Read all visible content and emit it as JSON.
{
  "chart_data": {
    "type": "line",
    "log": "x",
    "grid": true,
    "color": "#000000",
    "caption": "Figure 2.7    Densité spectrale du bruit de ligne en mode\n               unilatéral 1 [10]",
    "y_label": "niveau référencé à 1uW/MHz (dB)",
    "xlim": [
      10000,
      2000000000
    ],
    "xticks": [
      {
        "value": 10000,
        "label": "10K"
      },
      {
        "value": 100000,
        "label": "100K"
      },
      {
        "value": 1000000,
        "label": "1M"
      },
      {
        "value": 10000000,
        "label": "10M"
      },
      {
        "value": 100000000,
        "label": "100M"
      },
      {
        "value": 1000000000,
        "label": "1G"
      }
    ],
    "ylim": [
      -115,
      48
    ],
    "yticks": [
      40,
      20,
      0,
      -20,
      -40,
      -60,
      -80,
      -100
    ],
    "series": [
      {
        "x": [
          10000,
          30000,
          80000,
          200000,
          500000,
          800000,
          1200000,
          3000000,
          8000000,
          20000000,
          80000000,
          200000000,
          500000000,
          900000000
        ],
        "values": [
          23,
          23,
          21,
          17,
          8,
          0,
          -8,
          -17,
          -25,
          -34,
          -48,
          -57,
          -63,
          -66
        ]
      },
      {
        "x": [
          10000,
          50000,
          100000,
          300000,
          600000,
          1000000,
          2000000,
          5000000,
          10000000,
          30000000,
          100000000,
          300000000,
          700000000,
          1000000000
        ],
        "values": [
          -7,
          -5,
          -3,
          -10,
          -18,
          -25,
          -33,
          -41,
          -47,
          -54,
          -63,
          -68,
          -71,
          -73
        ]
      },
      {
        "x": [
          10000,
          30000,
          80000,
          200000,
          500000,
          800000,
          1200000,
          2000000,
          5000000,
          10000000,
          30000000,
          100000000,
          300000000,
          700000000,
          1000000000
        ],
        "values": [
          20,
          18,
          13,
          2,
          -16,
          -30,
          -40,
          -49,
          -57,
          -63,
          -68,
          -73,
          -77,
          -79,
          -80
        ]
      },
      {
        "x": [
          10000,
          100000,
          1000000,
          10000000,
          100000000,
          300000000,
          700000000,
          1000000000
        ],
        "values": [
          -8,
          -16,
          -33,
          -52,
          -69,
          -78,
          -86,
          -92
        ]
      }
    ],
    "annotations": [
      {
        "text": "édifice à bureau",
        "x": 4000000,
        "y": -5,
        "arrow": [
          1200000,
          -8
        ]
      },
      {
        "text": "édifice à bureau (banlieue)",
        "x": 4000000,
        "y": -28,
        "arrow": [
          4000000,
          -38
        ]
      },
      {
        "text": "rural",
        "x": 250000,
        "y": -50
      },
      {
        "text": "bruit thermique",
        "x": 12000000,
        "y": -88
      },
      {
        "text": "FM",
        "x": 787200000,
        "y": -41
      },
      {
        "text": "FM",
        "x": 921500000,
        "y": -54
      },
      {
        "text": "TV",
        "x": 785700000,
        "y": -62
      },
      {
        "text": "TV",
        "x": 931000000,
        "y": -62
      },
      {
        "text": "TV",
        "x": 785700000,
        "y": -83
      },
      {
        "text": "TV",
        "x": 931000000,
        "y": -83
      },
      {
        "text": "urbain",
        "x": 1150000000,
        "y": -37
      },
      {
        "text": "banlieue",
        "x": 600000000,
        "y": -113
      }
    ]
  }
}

DO THIS ▸ Which lines in the data above contain "bureau"? Show each one.

EXERCISE ANSWER ▸
        "text": "édifice à bureau",
        "text": "édifice à bureau (banlieue)",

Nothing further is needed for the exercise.